- **YOUR GOAL**: Copy out every line containing the word "教师强调".

[Dataset entries]

************

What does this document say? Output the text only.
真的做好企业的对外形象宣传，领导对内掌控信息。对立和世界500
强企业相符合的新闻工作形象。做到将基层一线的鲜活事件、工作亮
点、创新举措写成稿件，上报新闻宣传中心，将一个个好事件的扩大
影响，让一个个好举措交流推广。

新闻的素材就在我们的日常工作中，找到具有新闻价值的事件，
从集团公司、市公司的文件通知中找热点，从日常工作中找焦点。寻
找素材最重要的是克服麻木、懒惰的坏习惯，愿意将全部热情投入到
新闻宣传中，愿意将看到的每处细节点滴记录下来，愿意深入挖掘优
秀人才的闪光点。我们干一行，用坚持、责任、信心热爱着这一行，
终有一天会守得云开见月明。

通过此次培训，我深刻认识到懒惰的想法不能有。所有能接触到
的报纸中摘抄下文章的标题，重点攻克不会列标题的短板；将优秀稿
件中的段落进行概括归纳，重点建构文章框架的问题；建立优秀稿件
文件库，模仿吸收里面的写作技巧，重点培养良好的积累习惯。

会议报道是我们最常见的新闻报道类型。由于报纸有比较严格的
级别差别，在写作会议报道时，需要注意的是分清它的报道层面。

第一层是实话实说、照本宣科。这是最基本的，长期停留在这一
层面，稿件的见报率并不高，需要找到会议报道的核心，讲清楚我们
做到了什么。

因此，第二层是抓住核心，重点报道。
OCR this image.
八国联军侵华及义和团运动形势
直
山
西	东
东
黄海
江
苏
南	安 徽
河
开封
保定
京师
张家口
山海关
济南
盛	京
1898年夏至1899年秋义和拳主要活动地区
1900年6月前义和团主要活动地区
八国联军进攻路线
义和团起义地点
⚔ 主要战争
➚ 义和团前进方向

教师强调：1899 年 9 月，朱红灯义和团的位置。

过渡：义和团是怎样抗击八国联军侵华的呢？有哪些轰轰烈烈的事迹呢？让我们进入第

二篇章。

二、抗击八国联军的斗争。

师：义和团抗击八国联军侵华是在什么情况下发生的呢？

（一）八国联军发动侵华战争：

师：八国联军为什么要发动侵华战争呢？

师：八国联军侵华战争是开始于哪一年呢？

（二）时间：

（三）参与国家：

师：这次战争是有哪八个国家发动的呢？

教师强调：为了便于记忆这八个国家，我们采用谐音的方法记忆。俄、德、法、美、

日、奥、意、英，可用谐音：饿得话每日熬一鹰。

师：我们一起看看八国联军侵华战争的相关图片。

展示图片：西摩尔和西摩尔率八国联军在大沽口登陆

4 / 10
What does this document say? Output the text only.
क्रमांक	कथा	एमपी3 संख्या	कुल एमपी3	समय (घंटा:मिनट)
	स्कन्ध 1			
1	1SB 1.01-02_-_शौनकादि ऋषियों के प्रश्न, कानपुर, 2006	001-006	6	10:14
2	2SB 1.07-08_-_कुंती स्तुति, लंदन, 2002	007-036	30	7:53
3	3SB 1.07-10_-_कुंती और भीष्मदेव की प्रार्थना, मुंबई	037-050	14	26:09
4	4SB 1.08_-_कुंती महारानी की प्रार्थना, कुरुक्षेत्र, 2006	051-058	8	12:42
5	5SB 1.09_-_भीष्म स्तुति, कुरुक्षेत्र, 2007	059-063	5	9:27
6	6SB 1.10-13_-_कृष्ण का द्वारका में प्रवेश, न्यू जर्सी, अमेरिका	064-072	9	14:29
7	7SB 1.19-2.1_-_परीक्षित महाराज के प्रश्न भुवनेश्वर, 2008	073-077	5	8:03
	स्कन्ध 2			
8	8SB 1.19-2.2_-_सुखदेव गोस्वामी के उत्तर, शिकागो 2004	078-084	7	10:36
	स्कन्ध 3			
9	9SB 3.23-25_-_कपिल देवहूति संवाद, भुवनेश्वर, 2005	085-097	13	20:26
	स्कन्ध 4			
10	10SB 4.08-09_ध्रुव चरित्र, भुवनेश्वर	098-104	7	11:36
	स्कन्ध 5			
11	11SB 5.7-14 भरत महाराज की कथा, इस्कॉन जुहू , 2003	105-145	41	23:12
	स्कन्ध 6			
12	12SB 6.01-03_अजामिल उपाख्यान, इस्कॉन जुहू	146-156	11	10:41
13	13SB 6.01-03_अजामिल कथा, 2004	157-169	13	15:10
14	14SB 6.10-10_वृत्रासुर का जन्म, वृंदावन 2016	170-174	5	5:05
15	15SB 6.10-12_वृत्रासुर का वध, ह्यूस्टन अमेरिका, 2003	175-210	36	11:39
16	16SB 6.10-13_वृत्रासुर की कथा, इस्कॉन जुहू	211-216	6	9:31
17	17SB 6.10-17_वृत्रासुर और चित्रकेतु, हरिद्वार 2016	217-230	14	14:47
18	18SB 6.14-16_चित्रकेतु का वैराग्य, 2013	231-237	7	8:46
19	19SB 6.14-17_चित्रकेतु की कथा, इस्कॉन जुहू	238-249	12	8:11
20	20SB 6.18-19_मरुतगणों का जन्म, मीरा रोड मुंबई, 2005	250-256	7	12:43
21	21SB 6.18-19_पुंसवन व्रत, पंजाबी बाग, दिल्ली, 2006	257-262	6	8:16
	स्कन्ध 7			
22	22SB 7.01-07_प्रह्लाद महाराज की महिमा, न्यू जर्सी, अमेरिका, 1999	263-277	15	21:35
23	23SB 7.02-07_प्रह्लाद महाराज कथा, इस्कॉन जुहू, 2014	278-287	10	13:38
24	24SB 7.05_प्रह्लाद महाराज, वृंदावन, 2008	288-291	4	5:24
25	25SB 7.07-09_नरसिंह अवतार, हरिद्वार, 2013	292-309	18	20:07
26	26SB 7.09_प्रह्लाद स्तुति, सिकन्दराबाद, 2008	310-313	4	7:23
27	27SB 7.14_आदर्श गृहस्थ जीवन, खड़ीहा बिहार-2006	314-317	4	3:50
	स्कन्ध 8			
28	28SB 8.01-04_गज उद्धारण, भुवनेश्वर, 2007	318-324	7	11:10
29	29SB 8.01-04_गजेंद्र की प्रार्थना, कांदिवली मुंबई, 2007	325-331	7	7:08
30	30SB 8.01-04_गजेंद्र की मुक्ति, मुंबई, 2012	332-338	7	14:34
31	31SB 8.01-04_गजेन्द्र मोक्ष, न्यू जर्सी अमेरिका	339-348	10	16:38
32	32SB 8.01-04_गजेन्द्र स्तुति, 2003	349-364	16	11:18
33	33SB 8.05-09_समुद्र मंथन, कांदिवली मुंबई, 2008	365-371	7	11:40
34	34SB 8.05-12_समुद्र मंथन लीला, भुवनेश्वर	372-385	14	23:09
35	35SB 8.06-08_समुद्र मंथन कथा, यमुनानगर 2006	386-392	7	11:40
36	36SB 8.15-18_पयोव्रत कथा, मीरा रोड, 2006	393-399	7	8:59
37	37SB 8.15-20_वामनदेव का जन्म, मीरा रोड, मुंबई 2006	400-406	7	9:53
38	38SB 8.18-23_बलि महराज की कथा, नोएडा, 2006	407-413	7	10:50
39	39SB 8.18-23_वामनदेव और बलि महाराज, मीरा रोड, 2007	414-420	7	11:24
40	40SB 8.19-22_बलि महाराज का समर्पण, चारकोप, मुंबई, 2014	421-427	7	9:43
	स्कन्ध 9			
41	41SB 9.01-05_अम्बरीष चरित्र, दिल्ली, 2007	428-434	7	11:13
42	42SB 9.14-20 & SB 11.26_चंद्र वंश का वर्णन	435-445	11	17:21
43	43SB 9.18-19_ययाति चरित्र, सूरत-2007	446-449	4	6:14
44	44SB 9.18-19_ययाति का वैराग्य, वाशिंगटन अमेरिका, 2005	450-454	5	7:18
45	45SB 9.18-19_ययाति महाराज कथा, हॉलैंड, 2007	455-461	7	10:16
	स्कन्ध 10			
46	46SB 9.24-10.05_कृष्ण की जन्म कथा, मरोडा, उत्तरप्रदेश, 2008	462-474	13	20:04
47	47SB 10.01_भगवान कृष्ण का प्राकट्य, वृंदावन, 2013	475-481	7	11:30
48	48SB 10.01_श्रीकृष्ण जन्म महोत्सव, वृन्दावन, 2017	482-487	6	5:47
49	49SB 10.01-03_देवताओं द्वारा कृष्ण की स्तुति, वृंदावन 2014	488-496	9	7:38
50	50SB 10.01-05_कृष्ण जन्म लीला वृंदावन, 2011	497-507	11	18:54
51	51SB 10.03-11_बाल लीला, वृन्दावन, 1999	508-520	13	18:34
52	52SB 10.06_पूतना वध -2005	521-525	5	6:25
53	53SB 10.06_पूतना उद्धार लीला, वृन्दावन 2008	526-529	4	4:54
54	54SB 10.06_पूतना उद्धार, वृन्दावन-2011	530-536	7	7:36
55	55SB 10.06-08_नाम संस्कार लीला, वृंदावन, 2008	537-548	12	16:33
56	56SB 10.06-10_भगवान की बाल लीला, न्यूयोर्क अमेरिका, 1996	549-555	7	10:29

************

- **RESPONSE FOR THIS EXERCISE**:
教师强调：1899 年 9 月，朱红灯义和团的位置。
教师强调：为了便于记忆这八个国家，我们采用谐音的方法记忆。俄、德、法、美、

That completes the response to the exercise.